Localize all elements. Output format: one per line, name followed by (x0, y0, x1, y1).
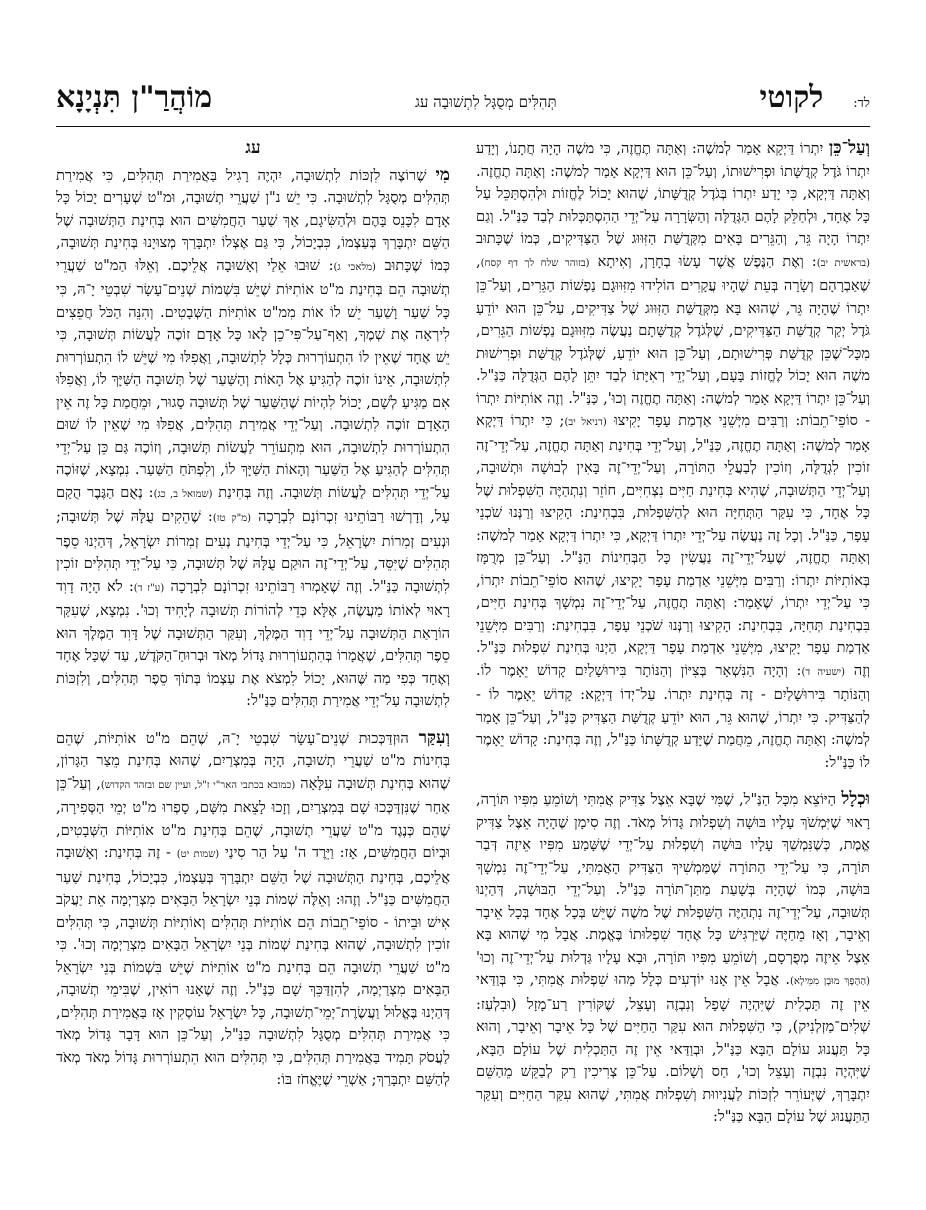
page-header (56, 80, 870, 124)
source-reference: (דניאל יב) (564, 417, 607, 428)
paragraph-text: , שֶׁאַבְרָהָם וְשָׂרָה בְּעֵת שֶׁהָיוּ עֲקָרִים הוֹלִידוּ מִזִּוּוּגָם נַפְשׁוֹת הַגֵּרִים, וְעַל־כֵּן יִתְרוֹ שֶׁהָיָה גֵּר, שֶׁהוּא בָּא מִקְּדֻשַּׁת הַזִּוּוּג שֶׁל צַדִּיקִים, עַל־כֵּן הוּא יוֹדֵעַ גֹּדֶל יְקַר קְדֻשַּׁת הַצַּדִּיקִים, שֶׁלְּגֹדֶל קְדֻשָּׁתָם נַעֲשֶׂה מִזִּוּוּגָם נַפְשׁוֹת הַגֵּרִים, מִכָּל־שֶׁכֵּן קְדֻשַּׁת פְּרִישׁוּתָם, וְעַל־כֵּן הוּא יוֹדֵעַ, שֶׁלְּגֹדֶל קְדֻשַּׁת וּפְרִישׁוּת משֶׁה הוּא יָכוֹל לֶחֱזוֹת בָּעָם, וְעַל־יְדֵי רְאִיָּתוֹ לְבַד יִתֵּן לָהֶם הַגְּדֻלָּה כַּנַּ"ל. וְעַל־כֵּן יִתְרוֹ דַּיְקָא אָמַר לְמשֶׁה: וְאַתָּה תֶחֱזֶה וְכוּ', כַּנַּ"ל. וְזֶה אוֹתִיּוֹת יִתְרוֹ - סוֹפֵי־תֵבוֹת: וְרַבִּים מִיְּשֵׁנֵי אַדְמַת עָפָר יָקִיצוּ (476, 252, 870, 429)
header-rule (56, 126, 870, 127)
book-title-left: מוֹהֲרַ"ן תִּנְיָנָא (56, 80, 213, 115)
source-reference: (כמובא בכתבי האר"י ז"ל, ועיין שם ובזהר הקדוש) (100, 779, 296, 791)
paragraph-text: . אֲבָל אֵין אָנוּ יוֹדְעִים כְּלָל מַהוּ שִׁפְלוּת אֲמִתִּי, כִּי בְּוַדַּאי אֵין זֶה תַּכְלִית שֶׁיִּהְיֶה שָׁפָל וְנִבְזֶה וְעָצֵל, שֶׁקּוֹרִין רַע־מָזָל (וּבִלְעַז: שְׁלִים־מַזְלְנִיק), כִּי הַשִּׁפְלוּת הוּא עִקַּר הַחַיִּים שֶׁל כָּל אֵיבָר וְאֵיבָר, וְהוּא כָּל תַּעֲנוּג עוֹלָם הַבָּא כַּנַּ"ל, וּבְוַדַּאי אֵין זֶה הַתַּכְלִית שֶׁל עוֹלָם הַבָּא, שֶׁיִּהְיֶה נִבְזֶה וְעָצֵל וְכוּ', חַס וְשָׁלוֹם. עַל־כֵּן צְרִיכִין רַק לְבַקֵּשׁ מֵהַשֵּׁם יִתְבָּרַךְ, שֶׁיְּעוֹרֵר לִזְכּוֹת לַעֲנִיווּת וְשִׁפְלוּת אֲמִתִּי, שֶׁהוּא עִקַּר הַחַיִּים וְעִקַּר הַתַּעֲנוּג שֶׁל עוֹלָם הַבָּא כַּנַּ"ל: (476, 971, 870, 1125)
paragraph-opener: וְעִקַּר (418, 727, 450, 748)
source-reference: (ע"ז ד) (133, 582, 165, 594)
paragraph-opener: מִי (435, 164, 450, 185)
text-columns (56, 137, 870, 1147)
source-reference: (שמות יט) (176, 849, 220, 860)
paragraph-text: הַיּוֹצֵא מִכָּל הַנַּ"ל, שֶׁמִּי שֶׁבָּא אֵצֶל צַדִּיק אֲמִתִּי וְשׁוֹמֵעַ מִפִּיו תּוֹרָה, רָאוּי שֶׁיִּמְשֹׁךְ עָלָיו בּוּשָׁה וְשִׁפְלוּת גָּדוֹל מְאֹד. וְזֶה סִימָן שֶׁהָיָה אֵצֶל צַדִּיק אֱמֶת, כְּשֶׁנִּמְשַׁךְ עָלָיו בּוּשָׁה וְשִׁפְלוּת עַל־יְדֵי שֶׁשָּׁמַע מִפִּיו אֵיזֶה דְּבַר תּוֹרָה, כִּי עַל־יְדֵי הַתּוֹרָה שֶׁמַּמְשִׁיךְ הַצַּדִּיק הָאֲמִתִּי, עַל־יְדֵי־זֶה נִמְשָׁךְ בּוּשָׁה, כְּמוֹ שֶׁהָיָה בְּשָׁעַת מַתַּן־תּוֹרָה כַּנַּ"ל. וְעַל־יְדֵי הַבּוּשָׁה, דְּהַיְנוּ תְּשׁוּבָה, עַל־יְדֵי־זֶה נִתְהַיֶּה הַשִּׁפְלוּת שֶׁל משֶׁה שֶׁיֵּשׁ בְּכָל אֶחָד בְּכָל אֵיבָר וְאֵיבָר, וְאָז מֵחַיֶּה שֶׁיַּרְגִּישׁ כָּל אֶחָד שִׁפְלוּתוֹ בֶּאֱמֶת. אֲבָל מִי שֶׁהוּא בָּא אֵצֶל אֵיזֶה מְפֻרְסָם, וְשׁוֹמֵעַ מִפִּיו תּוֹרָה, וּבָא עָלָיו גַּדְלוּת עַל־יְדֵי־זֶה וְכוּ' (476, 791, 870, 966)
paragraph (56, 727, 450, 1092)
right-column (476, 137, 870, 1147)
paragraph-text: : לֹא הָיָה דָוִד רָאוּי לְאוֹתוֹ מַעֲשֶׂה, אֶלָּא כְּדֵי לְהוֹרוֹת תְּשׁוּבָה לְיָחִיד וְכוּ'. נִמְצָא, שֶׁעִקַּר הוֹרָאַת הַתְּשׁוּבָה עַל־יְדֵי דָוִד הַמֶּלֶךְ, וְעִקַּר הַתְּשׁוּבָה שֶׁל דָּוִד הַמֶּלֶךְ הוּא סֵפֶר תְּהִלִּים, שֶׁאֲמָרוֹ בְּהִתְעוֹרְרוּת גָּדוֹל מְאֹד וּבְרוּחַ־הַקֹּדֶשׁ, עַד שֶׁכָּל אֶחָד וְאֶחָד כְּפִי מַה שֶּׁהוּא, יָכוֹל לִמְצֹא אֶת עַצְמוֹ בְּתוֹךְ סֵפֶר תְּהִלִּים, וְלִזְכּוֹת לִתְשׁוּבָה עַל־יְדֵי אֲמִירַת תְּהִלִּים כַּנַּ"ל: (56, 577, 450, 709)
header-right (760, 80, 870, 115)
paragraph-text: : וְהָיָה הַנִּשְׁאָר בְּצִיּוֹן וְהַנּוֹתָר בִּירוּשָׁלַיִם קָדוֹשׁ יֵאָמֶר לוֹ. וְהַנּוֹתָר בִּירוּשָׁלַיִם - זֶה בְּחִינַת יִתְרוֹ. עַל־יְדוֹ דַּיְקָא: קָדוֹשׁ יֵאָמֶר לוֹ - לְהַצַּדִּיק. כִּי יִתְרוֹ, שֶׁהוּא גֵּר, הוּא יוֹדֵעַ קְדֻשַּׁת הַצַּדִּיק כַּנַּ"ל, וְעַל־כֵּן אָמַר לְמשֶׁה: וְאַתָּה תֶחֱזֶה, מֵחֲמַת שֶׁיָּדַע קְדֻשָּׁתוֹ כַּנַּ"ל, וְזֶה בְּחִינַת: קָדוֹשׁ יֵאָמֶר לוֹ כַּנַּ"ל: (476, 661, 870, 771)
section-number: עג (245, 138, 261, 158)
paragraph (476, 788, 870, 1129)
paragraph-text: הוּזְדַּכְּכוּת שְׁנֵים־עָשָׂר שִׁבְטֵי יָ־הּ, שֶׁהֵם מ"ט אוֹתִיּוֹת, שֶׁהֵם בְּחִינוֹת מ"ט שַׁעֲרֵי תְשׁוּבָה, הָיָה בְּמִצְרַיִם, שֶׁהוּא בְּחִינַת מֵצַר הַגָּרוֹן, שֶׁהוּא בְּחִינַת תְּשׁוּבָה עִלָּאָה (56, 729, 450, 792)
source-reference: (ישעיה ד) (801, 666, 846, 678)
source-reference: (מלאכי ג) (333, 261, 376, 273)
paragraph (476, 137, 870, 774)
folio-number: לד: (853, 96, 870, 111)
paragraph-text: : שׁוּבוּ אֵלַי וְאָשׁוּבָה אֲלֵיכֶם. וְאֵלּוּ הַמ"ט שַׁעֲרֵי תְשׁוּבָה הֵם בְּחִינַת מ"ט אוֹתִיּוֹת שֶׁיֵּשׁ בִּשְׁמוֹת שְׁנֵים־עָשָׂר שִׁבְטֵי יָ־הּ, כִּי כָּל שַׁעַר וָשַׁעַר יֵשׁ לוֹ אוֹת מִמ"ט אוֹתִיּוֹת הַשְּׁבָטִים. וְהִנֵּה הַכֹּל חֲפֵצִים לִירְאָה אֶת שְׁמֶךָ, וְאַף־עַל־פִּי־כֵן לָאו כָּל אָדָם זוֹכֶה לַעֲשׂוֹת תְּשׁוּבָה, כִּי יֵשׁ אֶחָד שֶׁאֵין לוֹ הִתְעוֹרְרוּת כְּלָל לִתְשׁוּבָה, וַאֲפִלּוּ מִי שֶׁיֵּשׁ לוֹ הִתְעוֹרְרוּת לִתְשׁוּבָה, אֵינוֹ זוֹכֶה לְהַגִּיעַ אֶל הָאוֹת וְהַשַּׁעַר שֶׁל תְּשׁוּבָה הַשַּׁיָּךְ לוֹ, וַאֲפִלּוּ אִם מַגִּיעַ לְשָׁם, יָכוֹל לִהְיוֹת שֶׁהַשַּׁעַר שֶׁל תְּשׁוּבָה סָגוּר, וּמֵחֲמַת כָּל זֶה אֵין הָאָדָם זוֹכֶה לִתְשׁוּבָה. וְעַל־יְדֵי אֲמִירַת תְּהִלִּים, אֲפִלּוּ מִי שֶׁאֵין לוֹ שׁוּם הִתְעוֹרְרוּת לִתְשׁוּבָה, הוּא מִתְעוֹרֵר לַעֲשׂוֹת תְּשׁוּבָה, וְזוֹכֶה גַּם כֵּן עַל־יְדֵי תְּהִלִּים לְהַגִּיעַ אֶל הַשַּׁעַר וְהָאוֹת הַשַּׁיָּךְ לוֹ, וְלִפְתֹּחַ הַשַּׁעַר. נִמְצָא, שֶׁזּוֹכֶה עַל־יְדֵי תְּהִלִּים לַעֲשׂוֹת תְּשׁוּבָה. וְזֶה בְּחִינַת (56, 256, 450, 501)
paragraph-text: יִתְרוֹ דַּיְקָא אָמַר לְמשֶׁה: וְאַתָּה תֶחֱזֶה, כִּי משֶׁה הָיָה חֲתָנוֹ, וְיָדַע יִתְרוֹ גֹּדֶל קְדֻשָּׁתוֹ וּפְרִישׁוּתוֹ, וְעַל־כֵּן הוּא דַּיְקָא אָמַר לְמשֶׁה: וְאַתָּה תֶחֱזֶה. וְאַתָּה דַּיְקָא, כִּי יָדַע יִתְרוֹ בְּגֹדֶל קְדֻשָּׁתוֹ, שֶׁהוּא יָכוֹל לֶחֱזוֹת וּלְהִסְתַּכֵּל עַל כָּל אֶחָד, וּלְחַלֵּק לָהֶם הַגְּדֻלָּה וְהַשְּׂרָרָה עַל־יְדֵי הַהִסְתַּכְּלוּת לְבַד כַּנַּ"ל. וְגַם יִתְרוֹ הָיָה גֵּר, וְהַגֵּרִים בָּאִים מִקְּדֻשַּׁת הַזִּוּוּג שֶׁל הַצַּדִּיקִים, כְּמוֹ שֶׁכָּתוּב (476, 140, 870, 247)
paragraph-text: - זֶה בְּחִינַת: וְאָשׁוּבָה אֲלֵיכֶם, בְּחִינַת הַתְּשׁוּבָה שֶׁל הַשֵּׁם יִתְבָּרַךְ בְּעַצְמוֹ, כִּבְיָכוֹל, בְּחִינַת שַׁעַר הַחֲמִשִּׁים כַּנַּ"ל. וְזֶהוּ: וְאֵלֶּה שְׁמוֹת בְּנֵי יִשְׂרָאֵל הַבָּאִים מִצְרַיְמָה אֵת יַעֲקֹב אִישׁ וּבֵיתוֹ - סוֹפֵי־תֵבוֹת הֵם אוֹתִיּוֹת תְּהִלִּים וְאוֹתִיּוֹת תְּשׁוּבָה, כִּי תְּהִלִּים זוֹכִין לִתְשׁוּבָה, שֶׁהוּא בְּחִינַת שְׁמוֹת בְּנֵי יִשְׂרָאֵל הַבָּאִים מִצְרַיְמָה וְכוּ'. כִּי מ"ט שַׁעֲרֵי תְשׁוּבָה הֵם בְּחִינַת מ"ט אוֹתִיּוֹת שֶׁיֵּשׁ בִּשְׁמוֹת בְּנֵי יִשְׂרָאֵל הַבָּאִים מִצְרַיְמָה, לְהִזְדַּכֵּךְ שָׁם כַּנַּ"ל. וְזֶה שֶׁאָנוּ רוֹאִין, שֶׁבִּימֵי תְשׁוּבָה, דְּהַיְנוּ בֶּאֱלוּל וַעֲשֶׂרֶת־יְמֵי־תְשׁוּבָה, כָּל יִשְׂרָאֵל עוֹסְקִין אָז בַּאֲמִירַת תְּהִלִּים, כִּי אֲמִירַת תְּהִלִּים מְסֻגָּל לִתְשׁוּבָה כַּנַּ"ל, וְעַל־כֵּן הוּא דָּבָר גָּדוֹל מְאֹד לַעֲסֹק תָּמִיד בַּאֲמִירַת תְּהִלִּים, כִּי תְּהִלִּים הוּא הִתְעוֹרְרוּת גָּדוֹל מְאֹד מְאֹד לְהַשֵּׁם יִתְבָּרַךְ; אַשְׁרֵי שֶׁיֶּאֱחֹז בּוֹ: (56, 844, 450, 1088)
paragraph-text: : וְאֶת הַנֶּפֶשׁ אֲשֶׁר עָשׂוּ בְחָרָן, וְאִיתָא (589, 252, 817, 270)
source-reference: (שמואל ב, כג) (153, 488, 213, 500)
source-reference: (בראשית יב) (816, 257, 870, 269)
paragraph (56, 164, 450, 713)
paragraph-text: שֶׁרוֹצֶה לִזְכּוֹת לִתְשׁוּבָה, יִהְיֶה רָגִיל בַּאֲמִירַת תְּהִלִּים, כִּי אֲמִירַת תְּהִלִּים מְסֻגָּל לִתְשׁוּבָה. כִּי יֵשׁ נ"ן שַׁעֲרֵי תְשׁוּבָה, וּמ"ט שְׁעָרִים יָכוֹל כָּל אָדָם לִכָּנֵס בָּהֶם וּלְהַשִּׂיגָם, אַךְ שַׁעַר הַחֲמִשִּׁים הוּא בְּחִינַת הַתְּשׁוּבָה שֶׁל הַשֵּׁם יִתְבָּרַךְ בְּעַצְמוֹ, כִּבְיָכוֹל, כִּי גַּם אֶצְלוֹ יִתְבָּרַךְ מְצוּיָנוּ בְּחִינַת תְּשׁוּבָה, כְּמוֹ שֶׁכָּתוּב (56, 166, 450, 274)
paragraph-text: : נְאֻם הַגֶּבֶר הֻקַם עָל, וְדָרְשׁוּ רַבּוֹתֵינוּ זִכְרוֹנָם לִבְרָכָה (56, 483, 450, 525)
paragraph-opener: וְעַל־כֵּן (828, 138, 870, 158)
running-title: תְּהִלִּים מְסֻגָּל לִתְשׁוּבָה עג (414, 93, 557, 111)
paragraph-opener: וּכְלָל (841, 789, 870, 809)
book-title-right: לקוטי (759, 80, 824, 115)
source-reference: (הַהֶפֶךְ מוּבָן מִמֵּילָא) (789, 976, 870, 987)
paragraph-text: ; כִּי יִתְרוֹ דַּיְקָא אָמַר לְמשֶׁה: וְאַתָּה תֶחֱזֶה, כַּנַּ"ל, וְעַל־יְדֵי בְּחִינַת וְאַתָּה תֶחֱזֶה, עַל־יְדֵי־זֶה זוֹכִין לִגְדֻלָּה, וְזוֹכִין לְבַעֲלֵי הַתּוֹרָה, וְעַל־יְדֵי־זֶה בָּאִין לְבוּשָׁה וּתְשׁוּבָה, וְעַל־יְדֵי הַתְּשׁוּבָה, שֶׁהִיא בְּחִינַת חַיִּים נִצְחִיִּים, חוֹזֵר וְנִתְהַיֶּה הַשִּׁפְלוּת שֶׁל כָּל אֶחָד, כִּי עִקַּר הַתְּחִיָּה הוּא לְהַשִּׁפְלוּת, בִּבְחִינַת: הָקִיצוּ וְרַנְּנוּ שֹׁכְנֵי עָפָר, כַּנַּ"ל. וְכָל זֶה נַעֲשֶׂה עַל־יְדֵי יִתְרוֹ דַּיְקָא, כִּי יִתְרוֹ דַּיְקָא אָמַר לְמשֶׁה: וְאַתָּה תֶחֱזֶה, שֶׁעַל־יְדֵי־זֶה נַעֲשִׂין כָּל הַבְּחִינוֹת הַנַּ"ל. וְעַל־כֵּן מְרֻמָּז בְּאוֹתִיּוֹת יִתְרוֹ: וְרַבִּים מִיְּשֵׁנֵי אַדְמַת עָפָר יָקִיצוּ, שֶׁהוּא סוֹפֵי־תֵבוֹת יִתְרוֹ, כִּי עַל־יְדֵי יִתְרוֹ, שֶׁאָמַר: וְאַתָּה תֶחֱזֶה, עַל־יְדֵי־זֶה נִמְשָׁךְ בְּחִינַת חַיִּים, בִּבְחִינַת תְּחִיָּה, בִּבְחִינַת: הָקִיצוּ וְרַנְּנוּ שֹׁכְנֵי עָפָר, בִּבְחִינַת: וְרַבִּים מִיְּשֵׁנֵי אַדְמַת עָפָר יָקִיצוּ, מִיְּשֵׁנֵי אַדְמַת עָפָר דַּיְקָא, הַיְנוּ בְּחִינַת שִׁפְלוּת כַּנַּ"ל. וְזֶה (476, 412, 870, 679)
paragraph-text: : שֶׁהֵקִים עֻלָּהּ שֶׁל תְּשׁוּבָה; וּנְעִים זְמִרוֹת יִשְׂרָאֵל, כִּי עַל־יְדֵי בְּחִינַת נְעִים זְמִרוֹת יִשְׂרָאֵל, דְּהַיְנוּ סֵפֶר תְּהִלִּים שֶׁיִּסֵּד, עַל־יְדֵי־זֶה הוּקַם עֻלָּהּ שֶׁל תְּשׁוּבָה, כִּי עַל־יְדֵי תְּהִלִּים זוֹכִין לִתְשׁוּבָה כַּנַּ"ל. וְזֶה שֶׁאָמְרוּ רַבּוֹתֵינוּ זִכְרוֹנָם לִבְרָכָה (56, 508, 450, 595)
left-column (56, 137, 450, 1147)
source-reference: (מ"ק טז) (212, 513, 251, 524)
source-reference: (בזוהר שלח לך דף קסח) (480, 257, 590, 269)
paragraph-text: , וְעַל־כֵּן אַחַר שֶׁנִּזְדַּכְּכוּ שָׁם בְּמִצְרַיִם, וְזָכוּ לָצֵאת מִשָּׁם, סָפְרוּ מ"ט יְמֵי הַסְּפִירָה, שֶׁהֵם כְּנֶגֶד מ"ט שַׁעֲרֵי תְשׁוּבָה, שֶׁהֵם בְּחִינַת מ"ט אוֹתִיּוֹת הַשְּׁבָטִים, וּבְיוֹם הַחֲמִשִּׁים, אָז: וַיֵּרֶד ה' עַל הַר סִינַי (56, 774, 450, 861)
____
--- REQUIREMENT ---
Recast the lines from the one with "page-header (56, 80, 870, 124)" up to and including the one with "header-rule (56, 126, 870, 127)" as a Markdown table with the columns Row and Line, numbering each row and leaving out blank lines.

--- WORKED SOLUTION ---
| Row | Line |
|---|---|
| 1 | page-header (56, 80, 870, 124) |
| 2 | source-reference: (דניאל יב) (564, 417, 607, 428) |
| 3 | paragraph-text: , שֶׁאַבְרָהָם וְשָׂרָה בְּעֵת שֶׁהָיוּ עֲקָרִים הוֹלִידוּ מִזִּוּוּגָם נַפְשׁוֹת הַגֵּרִים, וְעַל־כֵּן יִתְרוֹ שֶׁהָיָה גֵּר, שֶׁהוּא בָּא מִקְּדֻשַּׁת הַזִּוּוּג שֶׁל צַדִּיקִים, עַל־כֵּן הוּא יוֹדֵעַ גֹּדֶל יְקַר קְדֻשַּׁת הַצַּדִּיקִים, שֶׁלְּגֹדֶל קְדֻשָּׁתָם נַעֲשֶׂה מִזִּוּוּגָם נַפְשׁוֹת הַגֵּרִים, מִכָּל־שֶׁכֵּן קְדֻשַּׁת פְּרִישׁוּתָם, וְעַל־כֵּן הוּא יוֹדֵעַ, שֶׁלְּגֹדֶל קְדֻשַּׁת וּפְרִישׁוּת משֶׁה הוּא יָכוֹל לֶחֱזוֹת בָּעָם, וְעַל־יְדֵי רְאִיָּתוֹ לְבַד יִתֵּן לָהֶם הַגְּדֻלָּה כַּנַּ"ל. וְעַל־כֵּן יִתְרוֹ דַּיְקָא אָמַר לְמשֶׁה: וְאַתָּה תֶחֱזֶה וְכוּ', כַּנַּ"ל. וְזֶה אוֹתִיּוֹת יִתְרוֹ - סוֹפֵי־תֵבוֹת: וְרַבִּים מִיְּשֵׁנֵי אַדְמַת עָפָר יָקִיצוּ (476, 252, 870, 429) |
| 4 | header-rule (56, 126, 870, 127) |